- _SET TASK_
Images are not part of the copy; write out the rest of the data exactly as given.

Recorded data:
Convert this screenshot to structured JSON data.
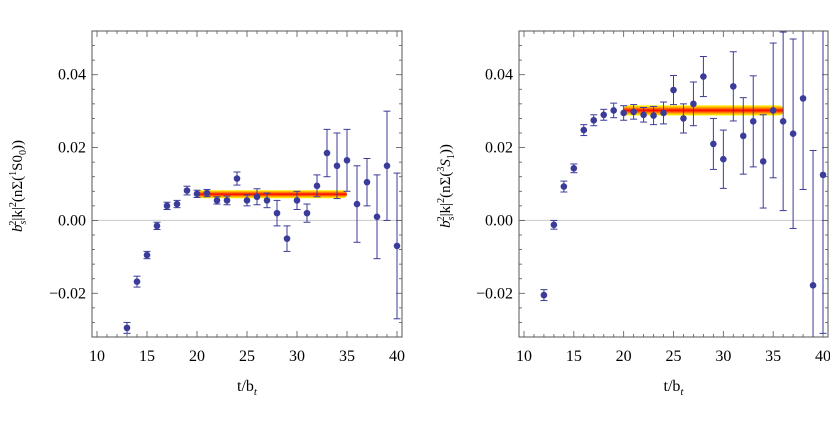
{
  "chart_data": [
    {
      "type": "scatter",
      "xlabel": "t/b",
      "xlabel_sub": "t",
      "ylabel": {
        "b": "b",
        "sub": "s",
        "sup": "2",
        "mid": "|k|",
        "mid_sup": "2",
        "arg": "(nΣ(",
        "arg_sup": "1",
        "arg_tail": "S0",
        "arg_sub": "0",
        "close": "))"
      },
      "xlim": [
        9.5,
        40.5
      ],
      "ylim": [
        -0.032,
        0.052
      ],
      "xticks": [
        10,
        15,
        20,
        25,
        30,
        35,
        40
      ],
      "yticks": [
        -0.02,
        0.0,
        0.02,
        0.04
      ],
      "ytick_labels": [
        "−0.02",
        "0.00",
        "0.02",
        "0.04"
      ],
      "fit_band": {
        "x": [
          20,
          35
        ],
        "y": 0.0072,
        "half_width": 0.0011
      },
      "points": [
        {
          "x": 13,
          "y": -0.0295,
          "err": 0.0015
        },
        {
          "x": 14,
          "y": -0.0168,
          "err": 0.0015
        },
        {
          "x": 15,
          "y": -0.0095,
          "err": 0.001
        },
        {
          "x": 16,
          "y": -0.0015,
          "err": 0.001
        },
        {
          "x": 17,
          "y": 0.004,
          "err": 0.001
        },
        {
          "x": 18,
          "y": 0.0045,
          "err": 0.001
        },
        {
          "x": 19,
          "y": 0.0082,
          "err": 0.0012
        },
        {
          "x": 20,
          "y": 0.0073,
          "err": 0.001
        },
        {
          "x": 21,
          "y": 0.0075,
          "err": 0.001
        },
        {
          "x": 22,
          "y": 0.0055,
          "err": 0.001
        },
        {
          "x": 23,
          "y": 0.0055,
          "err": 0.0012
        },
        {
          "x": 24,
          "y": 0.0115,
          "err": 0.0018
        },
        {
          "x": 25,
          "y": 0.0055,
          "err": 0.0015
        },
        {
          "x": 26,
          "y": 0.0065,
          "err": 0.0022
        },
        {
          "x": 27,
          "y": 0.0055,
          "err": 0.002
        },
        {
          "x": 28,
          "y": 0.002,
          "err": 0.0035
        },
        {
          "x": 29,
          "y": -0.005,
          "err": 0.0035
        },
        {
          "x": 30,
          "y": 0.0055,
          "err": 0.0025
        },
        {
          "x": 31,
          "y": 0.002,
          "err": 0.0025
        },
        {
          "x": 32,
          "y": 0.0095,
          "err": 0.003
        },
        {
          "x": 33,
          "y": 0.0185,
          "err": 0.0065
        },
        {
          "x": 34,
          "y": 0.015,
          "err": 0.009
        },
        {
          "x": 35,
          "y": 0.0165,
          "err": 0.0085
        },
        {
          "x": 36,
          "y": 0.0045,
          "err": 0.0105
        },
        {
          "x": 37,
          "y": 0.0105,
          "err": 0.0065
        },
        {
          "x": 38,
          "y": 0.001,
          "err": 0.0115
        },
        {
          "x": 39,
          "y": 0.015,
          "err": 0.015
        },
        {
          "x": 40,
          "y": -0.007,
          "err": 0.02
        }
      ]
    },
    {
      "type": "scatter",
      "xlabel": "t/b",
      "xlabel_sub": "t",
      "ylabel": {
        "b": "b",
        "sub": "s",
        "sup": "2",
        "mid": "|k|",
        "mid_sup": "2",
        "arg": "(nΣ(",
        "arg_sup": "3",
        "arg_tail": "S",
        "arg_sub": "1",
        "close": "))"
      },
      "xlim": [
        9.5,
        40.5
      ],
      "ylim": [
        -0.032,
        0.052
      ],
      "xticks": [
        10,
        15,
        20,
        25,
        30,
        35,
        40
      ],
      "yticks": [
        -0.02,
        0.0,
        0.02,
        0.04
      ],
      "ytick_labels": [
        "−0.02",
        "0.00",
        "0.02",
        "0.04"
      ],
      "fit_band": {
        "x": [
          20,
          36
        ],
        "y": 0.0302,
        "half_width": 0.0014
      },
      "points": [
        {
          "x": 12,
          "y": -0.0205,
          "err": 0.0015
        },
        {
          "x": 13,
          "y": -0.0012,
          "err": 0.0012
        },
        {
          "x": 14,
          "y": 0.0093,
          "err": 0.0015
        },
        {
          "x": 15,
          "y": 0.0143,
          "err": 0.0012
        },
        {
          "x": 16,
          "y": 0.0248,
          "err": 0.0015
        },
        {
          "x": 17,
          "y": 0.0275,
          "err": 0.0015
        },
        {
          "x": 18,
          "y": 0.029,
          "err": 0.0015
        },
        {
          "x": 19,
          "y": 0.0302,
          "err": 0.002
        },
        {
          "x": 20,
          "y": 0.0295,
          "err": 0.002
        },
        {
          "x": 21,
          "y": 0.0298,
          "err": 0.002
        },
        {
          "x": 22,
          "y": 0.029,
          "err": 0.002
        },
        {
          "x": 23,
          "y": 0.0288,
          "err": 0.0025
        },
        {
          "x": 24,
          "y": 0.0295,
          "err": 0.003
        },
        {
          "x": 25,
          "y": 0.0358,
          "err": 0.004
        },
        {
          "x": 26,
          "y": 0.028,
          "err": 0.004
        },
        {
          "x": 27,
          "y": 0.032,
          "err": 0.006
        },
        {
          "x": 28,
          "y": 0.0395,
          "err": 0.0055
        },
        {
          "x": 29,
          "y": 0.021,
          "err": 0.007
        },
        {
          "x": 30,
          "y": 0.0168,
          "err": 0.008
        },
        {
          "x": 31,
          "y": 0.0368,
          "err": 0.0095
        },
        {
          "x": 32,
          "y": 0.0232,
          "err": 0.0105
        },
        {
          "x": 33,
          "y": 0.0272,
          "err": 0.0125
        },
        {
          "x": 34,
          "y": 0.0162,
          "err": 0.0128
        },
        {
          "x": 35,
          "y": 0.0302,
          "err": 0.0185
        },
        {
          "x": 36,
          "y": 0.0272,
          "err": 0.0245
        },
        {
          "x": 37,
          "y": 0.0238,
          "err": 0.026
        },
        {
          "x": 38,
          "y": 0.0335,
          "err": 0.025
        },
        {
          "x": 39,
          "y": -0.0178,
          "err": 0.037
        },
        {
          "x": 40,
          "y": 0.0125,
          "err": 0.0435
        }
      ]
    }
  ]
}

- _TASK SOLUTION_
Convert this screenshot to structured JSON data.
{
  "chart_data": [
    {
      "type": "scatter",
      "xlabel": "t/b",
      "xlabel_sub": "t",
      "ylabel": {
        "b": "b",
        "sub": "s",
        "sup": "2",
        "mid": "|k|",
        "mid_sup": "2",
        "arg": "(nΣ(",
        "arg_sup": "1",
        "arg_tail": "S0",
        "arg_sub": "0",
        "close": "))"
      },
      "xlim": [
        9.5,
        40.5
      ],
      "ylim": [
        -0.032,
        0.052
      ],
      "xticks": [
        10,
        15,
        20,
        25,
        30,
        35,
        40
      ],
      "yticks": [
        -0.02,
        0.0,
        0.02,
        0.04
      ],
      "ytick_labels": [
        "−0.02",
        "0.00",
        "0.02",
        "0.04"
      ],
      "fit_band": {
        "x": [
          20,
          35
        ],
        "y": 0.0072,
        "half_width": 0.0011
      },
      "points": [
        {
          "x": 13,
          "y": -0.0295,
          "err": 0.0015
        },
        {
          "x": 14,
          "y": -0.0168,
          "err": 0.0015
        },
        {
          "x": 15,
          "y": -0.0095,
          "err": 0.001
        },
        {
          "x": 16,
          "y": -0.0015,
          "err": 0.001
        },
        {
          "x": 17,
          "y": 0.004,
          "err": 0.001
        },
        {
          "x": 18,
          "y": 0.0045,
          "err": 0.001
        },
        {
          "x": 19,
          "y": 0.0082,
          "err": 0.0012
        },
        {
          "x": 20,
          "y": 0.0073,
          "err": 0.001
        },
        {
          "x": 21,
          "y": 0.0075,
          "err": 0.001
        },
        {
          "x": 22,
          "y": 0.0055,
          "err": 0.001
        },
        {
          "x": 23,
          "y": 0.0055,
          "err": 0.0012
        },
        {
          "x": 24,
          "y": 0.0115,
          "err": 0.0018
        },
        {
          "x": 25,
          "y": 0.0055,
          "err": 0.0015
        },
        {
          "x": 26,
          "y": 0.0065,
          "err": 0.0022
        },
        {
          "x": 27,
          "y": 0.0055,
          "err": 0.002
        },
        {
          "x": 28,
          "y": 0.002,
          "err": 0.0035
        },
        {
          "x": 29,
          "y": -0.005,
          "err": 0.0035
        },
        {
          "x": 30,
          "y": 0.0055,
          "err": 0.0025
        },
        {
          "x": 31,
          "y": 0.002,
          "err": 0.0025
        },
        {
          "x": 32,
          "y": 0.0095,
          "err": 0.003
        },
        {
          "x": 33,
          "y": 0.0185,
          "err": 0.0065
        },
        {
          "x": 34,
          "y": 0.015,
          "err": 0.009
        },
        {
          "x": 35,
          "y": 0.0165,
          "err": 0.0085
        },
        {
          "x": 36,
          "y": 0.0045,
          "err": 0.0105
        },
        {
          "x": 37,
          "y": 0.0105,
          "err": 0.0065
        },
        {
          "x": 38,
          "y": 0.001,
          "err": 0.0115
        },
        {
          "x": 39,
          "y": 0.015,
          "err": 0.015
        },
        {
          "x": 40,
          "y": -0.007,
          "err": 0.02
        }
      ]
    },
    {
      "type": "scatter",
      "xlabel": "t/b",
      "xlabel_sub": "t",
      "ylabel": {
        "b": "b",
        "sub": "s",
        "sup": "2",
        "mid": "|k|",
        "mid_sup": "2",
        "arg": "(nΣ(",
        "arg_sup": "3",
        "arg_tail": "S",
        "arg_sub": "1",
        "close": "))"
      },
      "xlim": [
        9.5,
        40.5
      ],
      "ylim": [
        -0.032,
        0.052
      ],
      "xticks": [
        10,
        15,
        20,
        25,
        30,
        35,
        40
      ],
      "yticks": [
        -0.02,
        0.0,
        0.02,
        0.04
      ],
      "ytick_labels": [
        "−0.02",
        "0.00",
        "0.02",
        "0.04"
      ],
      "fit_band": {
        "x": [
          20,
          36
        ],
        "y": 0.0302,
        "half_width": 0.0014
      },
      "points": [
        {
          "x": 12,
          "y": -0.0205,
          "err": 0.0015
        },
        {
          "x": 13,
          "y": -0.0012,
          "err": 0.0012
        },
        {
          "x": 14,
          "y": 0.0093,
          "err": 0.0015
        },
        {
          "x": 15,
          "y": 0.0143,
          "err": 0.0012
        },
        {
          "x": 16,
          "y": 0.0248,
          "err": 0.0015
        },
        {
          "x": 17,
          "y": 0.0275,
          "err": 0.0015
        },
        {
          "x": 18,
          "y": 0.029,
          "err": 0.0015
        },
        {
          "x": 19,
          "y": 0.0302,
          "err": 0.002
        },
        {
          "x": 20,
          "y": 0.0295,
          "err": 0.002
        },
        {
          "x": 21,
          "y": 0.0298,
          "err": 0.002
        },
        {
          "x": 22,
          "y": 0.029,
          "err": 0.002
        },
        {
          "x": 23,
          "y": 0.0288,
          "err": 0.0025
        },
        {
          "x": 24,
          "y": 0.0295,
          "err": 0.003
        },
        {
          "x": 25,
          "y": 0.0358,
          "err": 0.004
        },
        {
          "x": 26,
          "y": 0.028,
          "err": 0.004
        },
        {
          "x": 27,
          "y": 0.032,
          "err": 0.006
        },
        {
          "x": 28,
          "y": 0.0395,
          "err": 0.0055
        },
        {
          "x": 29,
          "y": 0.021,
          "err": 0.007
        },
        {
          "x": 30,
          "y": 0.0168,
          "err": 0.008
        },
        {
          "x": 31,
          "y": 0.0368,
          "err": 0.0095
        },
        {
          "x": 32,
          "y": 0.0232,
          "err": 0.0105
        },
        {
          "x": 33,
          "y": 0.0272,
          "err": 0.0125
        },
        {
          "x": 34,
          "y": 0.0162,
          "err": 0.0128
        },
        {
          "x": 35,
          "y": 0.0302,
          "err": 0.0185
        },
        {
          "x": 36,
          "y": 0.0272,
          "err": 0.0245
        },
        {
          "x": 37,
          "y": 0.0238,
          "err": 0.026
        },
        {
          "x": 38,
          "y": 0.0335,
          "err": 0.025
        },
        {
          "x": 39,
          "y": -0.0178,
          "err": 0.037
        },
        {
          "x": 40,
          "y": 0.0125,
          "err": 0.0435
        }
      ]
    }
  ]
}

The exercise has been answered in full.